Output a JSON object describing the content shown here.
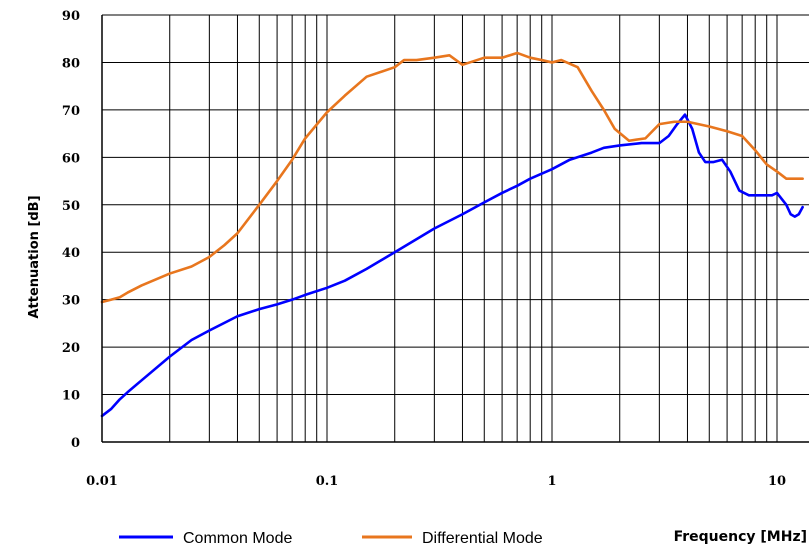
{
  "chart_data": {
    "type": "line",
    "xscale": "log",
    "xlim": [
      0.01,
      13
    ],
    "ylim": [
      0,
      90
    ],
    "grid": true,
    "xlabel": "Frequency [MHz]",
    "ylabel": "Attenuation [dB]",
    "xticks": [
      "0.01",
      "0.1",
      "1",
      "10"
    ],
    "yticks": [
      "0",
      "10",
      "20",
      "30",
      "40",
      "50",
      "60",
      "70",
      "80",
      "90"
    ],
    "legend_position": "bottom",
    "series": [
      {
        "name": "Common Mode",
        "color": "#0000ff",
        "points": [
          [
            0.01,
            5.5
          ],
          [
            0.011,
            7
          ],
          [
            0.012,
            9
          ],
          [
            0.013,
            10.5
          ],
          [
            0.015,
            13
          ],
          [
            0.02,
            18
          ],
          [
            0.025,
            21.5
          ],
          [
            0.03,
            23.5
          ],
          [
            0.04,
            26.5
          ],
          [
            0.05,
            28
          ],
          [
            0.06,
            29
          ],
          [
            0.07,
            30
          ],
          [
            0.08,
            31
          ],
          [
            0.1,
            32.5
          ],
          [
            0.12,
            34
          ],
          [
            0.15,
            36.5
          ],
          [
            0.2,
            40
          ],
          [
            0.3,
            45
          ],
          [
            0.4,
            48
          ],
          [
            0.5,
            50.5
          ],
          [
            0.6,
            52.5
          ],
          [
            0.7,
            54
          ],
          [
            0.8,
            55.5
          ],
          [
            1.0,
            57.5
          ],
          [
            1.2,
            59.5
          ],
          [
            1.5,
            61
          ],
          [
            1.7,
            62
          ],
          [
            2.0,
            62.5
          ],
          [
            2.5,
            63
          ],
          [
            3.0,
            63
          ],
          [
            3.3,
            64.5
          ],
          [
            3.6,
            67
          ],
          [
            3.9,
            69
          ],
          [
            4.2,
            66
          ],
          [
            4.5,
            61
          ],
          [
            4.8,
            59
          ],
          [
            5.2,
            59
          ],
          [
            5.7,
            59.5
          ],
          [
            6.2,
            57
          ],
          [
            6.8,
            53
          ],
          [
            7.5,
            52
          ],
          [
            8.5,
            52
          ],
          [
            9.5,
            52
          ],
          [
            10,
            52.5
          ],
          [
            11,
            50
          ],
          [
            11.5,
            48
          ],
          [
            12,
            47.5
          ],
          [
            12.5,
            48
          ],
          [
            13,
            49.5
          ]
        ]
      },
      {
        "name": "Differential Mode",
        "color": "#e8761e",
        "points": [
          [
            0.01,
            29.5
          ],
          [
            0.011,
            30
          ],
          [
            0.012,
            30.5
          ],
          [
            0.013,
            31.5
          ],
          [
            0.015,
            33
          ],
          [
            0.02,
            35.5
          ],
          [
            0.025,
            37
          ],
          [
            0.03,
            39
          ],
          [
            0.035,
            41.5
          ],
          [
            0.04,
            44
          ],
          [
            0.05,
            50
          ],
          [
            0.06,
            55
          ],
          [
            0.07,
            59.5
          ],
          [
            0.08,
            64
          ],
          [
            0.1,
            69.5
          ],
          [
            0.12,
            73
          ],
          [
            0.15,
            77
          ],
          [
            0.2,
            79
          ],
          [
            0.22,
            80.5
          ],
          [
            0.25,
            80.5
          ],
          [
            0.3,
            81
          ],
          [
            0.35,
            81.5
          ],
          [
            0.4,
            79.5
          ],
          [
            0.5,
            81
          ],
          [
            0.6,
            81
          ],
          [
            0.7,
            82
          ],
          [
            0.8,
            81
          ],
          [
            0.9,
            80.5
          ],
          [
            1.0,
            80
          ],
          [
            1.1,
            80.5
          ],
          [
            1.3,
            79
          ],
          [
            1.5,
            74
          ],
          [
            1.7,
            70
          ],
          [
            1.9,
            66
          ],
          [
            2.2,
            63.5
          ],
          [
            2.6,
            64
          ],
          [
            3.0,
            67
          ],
          [
            3.5,
            67.5
          ],
          [
            4.0,
            67.5
          ],
          [
            5.0,
            66.5
          ],
          [
            6.0,
            65.5
          ],
          [
            7.0,
            64.5
          ],
          [
            8.0,
            61.5
          ],
          [
            9.0,
            58.5
          ],
          [
            10,
            57
          ],
          [
            11,
            55.5
          ],
          [
            12,
            55.5
          ],
          [
            13,
            55.5
          ]
        ]
      }
    ]
  }
}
=-=-=-=-=
YOUR TASK:
The records above must be echoed exactly, minus their pictures.

REPLY:
Output a JSON object describing the content shown here.
{
  "chart_data": {
    "type": "line",
    "xscale": "log",
    "xlim": [
      0.01,
      13
    ],
    "ylim": [
      0,
      90
    ],
    "grid": true,
    "xlabel": "Frequency [MHz]",
    "ylabel": "Attenuation [dB]",
    "xticks": [
      "0.01",
      "0.1",
      "1",
      "10"
    ],
    "yticks": [
      "0",
      "10",
      "20",
      "30",
      "40",
      "50",
      "60",
      "70",
      "80",
      "90"
    ],
    "legend_position": "bottom",
    "series": [
      {
        "name": "Common Mode",
        "color": "#0000ff",
        "points": [
          [
            0.01,
            5.5
          ],
          [
            0.011,
            7
          ],
          [
            0.012,
            9
          ],
          [
            0.013,
            10.5
          ],
          [
            0.015,
            13
          ],
          [
            0.02,
            18
          ],
          [
            0.025,
            21.5
          ],
          [
            0.03,
            23.5
          ],
          [
            0.04,
            26.5
          ],
          [
            0.05,
            28
          ],
          [
            0.06,
            29
          ],
          [
            0.07,
            30
          ],
          [
            0.08,
            31
          ],
          [
            0.1,
            32.5
          ],
          [
            0.12,
            34
          ],
          [
            0.15,
            36.5
          ],
          [
            0.2,
            40
          ],
          [
            0.3,
            45
          ],
          [
            0.4,
            48
          ],
          [
            0.5,
            50.5
          ],
          [
            0.6,
            52.5
          ],
          [
            0.7,
            54
          ],
          [
            0.8,
            55.5
          ],
          [
            1.0,
            57.5
          ],
          [
            1.2,
            59.5
          ],
          [
            1.5,
            61
          ],
          [
            1.7,
            62
          ],
          [
            2.0,
            62.5
          ],
          [
            2.5,
            63
          ],
          [
            3.0,
            63
          ],
          [
            3.3,
            64.5
          ],
          [
            3.6,
            67
          ],
          [
            3.9,
            69
          ],
          [
            4.2,
            66
          ],
          [
            4.5,
            61
          ],
          [
            4.8,
            59
          ],
          [
            5.2,
            59
          ],
          [
            5.7,
            59.5
          ],
          [
            6.2,
            57
          ],
          [
            6.8,
            53
          ],
          [
            7.5,
            52
          ],
          [
            8.5,
            52
          ],
          [
            9.5,
            52
          ],
          [
            10,
            52.5
          ],
          [
            11,
            50
          ],
          [
            11.5,
            48
          ],
          [
            12,
            47.5
          ],
          [
            12.5,
            48
          ],
          [
            13,
            49.5
          ]
        ]
      },
      {
        "name": "Differential Mode",
        "color": "#e8761e",
        "points": [
          [
            0.01,
            29.5
          ],
          [
            0.011,
            30
          ],
          [
            0.012,
            30.5
          ],
          [
            0.013,
            31.5
          ],
          [
            0.015,
            33
          ],
          [
            0.02,
            35.5
          ],
          [
            0.025,
            37
          ],
          [
            0.03,
            39
          ],
          [
            0.035,
            41.5
          ],
          [
            0.04,
            44
          ],
          [
            0.05,
            50
          ],
          [
            0.06,
            55
          ],
          [
            0.07,
            59.5
          ],
          [
            0.08,
            64
          ],
          [
            0.1,
            69.5
          ],
          [
            0.12,
            73
          ],
          [
            0.15,
            77
          ],
          [
            0.2,
            79
          ],
          [
            0.22,
            80.5
          ],
          [
            0.25,
            80.5
          ],
          [
            0.3,
            81
          ],
          [
            0.35,
            81.5
          ],
          [
            0.4,
            79.5
          ],
          [
            0.5,
            81
          ],
          [
            0.6,
            81
          ],
          [
            0.7,
            82
          ],
          [
            0.8,
            81
          ],
          [
            0.9,
            80.5
          ],
          [
            1.0,
            80
          ],
          [
            1.1,
            80.5
          ],
          [
            1.3,
            79
          ],
          [
            1.5,
            74
          ],
          [
            1.7,
            70
          ],
          [
            1.9,
            66
          ],
          [
            2.2,
            63.5
          ],
          [
            2.6,
            64
          ],
          [
            3.0,
            67
          ],
          [
            3.5,
            67.5
          ],
          [
            4.0,
            67.5
          ],
          [
            5.0,
            66.5
          ],
          [
            6.0,
            65.5
          ],
          [
            7.0,
            64.5
          ],
          [
            8.0,
            61.5
          ],
          [
            9.0,
            58.5
          ],
          [
            10,
            57
          ],
          [
            11,
            55.5
          ],
          [
            12,
            55.5
          ],
          [
            13,
            55.5
          ]
        ]
      }
    ]
  }
}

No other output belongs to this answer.